Problem a: Quote the rows exactly, from the first line of the rows through the line holding "bar bbox=[669, 106, 681, 458]", inclusive.

Source excerpt:
________________
Kate Kelly was either wincing or rolling her eyes when she explained why they've gone public because of the "graying" of the founders: "They had to develop some permanent capital, figure out their leadership and succession plan."

Trying to be funny often doesn't work, as Brian Sullivan likely discovered when he asked Kelly to ask tomorrow's guest Jes Staley, who according to Kelly "I don't think has done a television interview in quite some time," if JPMorgan is going to buy Portugal.



Chance to flirt
with Carolin Schober


CNBC Europe fox Carolin Schober reported Wednesday from Italy on The Strategy Session, unfortunately having to listen to Silvio Berlusconi's speech and saying the country probably needs "at least a raising of the retirement age to 70 years."

Brian Sullivan savvily (is that a word?) sneaked in a compliment for Schober, asking if there's anyone in Italy under 50 besides herself.

"Thank you for noticing I'm not 50 yet," Schober said.

Hey, we noticed that too, a long time ago.

Anyway, Schober said, too seriously for the joke that it was, "there are masses of tourists here, um, and they're all below 50 I would say," which seems dubious because we figured most would be over 50, before adding, "there are many young people here."

Sullivan said his point was "sort of meant sarcastically" but that Italy has one of the "worst demographic profiles of any country in the world ... almost a negative birthrate," and isn't it curious how people on CNBC will talk about birthrates hampering other countries (you know, the Kyle Bass Japan diapers thing from SALT), but nobody brought it up during the U.S. debt debate.



George Goncalves claims Europeans ‘kick the can down the road’ because they’re good at soccer


George Goncalves was the latest Wednesday on The Strategy Session to explain what Europe is doing; "they're trying to kick the can down the road" because they like soccer, Goncalves tried to joke, and he should probably leave the comedy to the professionals.

Goncalves did little but chide what governments are doing, saying, "You can't shrink your way into growth."

He said it matters here because "everything is somehow tied to each other."

Yield Hunter Darren Horowitz touted 3 MLPs, saying, "I think that uh you are gonna see higher prices across the MLP asset class." He likes PAA (6.3% yield according to graphic), MMP (5.4%) and EPD (5.8%).

Gary Kaminsky asked Horowitz if MLPs have gotten too popular. No, said Horowitz, who said "I think that's a good thing."

Brian Stutland, in yet another endless CNBC definition of the VIX, said hedges are coming off the table, which can be an indicator that in stocks, "usually a big rally is coming on its way."
________________
Records supplied:
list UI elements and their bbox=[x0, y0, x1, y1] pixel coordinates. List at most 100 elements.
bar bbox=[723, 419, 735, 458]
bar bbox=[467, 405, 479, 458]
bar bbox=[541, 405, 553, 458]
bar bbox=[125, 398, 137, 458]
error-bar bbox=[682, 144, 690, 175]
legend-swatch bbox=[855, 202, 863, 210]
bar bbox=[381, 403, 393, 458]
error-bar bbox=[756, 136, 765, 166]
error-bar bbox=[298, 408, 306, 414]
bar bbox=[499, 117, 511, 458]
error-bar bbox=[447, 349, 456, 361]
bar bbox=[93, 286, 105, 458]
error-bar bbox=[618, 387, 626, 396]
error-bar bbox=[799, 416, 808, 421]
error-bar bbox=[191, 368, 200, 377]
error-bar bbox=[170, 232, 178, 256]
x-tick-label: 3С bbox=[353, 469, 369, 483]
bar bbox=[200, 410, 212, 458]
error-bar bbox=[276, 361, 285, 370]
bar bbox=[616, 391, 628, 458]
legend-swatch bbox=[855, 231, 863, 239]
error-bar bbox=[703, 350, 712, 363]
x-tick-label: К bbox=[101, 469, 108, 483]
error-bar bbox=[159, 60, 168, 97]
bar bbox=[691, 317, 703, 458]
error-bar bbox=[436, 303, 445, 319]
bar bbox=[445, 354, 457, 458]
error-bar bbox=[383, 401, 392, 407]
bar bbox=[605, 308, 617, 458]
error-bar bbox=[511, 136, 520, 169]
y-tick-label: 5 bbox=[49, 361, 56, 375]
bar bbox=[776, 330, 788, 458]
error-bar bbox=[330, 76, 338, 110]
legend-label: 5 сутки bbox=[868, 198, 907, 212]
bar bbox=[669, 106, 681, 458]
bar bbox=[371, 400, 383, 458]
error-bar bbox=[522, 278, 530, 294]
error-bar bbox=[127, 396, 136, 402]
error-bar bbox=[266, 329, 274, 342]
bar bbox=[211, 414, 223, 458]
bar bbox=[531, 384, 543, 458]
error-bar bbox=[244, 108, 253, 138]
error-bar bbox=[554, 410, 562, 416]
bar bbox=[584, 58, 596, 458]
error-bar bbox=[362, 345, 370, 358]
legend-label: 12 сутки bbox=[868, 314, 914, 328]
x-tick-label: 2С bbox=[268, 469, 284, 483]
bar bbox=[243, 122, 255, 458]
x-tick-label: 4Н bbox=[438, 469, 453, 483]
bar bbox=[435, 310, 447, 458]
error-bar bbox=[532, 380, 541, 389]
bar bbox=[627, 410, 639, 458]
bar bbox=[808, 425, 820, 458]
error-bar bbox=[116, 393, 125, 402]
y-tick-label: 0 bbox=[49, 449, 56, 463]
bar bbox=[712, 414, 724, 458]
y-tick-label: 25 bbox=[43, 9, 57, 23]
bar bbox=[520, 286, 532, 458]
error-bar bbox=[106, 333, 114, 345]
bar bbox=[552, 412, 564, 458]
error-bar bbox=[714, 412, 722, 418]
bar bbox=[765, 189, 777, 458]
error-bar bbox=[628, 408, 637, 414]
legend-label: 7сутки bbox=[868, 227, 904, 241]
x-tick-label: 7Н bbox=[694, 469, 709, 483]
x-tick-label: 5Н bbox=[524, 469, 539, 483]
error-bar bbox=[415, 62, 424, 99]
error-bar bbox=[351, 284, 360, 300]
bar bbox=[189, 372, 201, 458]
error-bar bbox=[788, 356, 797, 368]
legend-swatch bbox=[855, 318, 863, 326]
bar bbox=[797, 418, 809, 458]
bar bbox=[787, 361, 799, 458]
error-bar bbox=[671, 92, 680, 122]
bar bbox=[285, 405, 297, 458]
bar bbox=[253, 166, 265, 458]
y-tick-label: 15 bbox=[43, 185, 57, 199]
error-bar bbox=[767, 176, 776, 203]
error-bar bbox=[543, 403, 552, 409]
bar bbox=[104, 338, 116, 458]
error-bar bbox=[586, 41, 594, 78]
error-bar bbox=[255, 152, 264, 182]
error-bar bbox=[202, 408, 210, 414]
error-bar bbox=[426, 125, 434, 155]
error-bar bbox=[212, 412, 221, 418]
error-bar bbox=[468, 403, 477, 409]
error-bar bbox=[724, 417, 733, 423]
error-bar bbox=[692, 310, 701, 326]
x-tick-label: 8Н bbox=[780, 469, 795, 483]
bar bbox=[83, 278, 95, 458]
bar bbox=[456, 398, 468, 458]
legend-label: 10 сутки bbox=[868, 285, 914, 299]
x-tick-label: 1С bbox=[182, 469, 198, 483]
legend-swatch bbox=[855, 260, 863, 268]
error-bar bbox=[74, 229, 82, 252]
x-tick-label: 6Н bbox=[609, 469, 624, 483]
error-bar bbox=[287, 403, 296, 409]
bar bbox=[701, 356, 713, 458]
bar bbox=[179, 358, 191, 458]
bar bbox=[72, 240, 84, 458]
________________
Problem b: Print the passage of the CNBC commentary between "Trying to be" and "50 besides herself.", inclusive, word for word.

Full solution a:
list UI elements and their bbox=[x0, y0, x1, y1] pixel coordinates. List at most 100 elements.
bar bbox=[723, 419, 735, 458]
bar bbox=[467, 405, 479, 458]
bar bbox=[541, 405, 553, 458]
bar bbox=[125, 398, 137, 458]
error-bar bbox=[682, 144, 690, 175]
legend-swatch bbox=[855, 202, 863, 210]
bar bbox=[381, 403, 393, 458]
error-bar bbox=[756, 136, 765, 166]
error-bar bbox=[298, 408, 306, 414]
bar bbox=[499, 117, 511, 458]
error-bar bbox=[447, 349, 456, 361]
bar bbox=[93, 286, 105, 458]
error-bar bbox=[618, 387, 626, 396]
error-bar bbox=[799, 416, 808, 421]
error-bar bbox=[191, 368, 200, 377]
error-bar bbox=[170, 232, 178, 256]
x-tick-label: 3С bbox=[353, 469, 369, 483]
bar bbox=[200, 410, 212, 458]
error-bar bbox=[276, 361, 285, 370]
bar bbox=[616, 391, 628, 458]
legend-swatch bbox=[855, 231, 863, 239]
error-bar bbox=[703, 350, 712, 363]
x-tick-label: К bbox=[101, 469, 108, 483]
error-bar bbox=[159, 60, 168, 97]
bar bbox=[691, 317, 703, 458]
error-bar bbox=[436, 303, 445, 319]
bar bbox=[445, 354, 457, 458]
error-bar bbox=[383, 401, 392, 407]
bar bbox=[605, 308, 617, 458]
error-bar bbox=[511, 136, 520, 169]
y-tick-label: 5 bbox=[49, 361, 56, 375]
bar bbox=[776, 330, 788, 458]
error-bar bbox=[330, 76, 338, 110]
legend-label: 5 сутки bbox=[868, 198, 907, 212]
bar bbox=[669, 106, 681, 458]

Full solution b:
Trying to be funny often doesn't work, as Brian Sullivan likely discovered when he asked Kelly to ask tomorrow's guest Jes Staley, who according to Kelly "I don't think has done a television interview in quite some time," if JPMorgan is going to buy Portugal.



Chance to flirt
with Carolin Schober


CNBC Europe fox Carolin Schober reported Wednesday from Italy on The Strategy Session, unfortunately having to listen to Silvio Berlusconi's speech and saying the country probably needs "at least a raising of the retirement age to 70 years."

Brian Sullivan savvily (is that a word?) sneaked in a compliment for Schober, asking if there's anyone in Italy under 50 besides herself.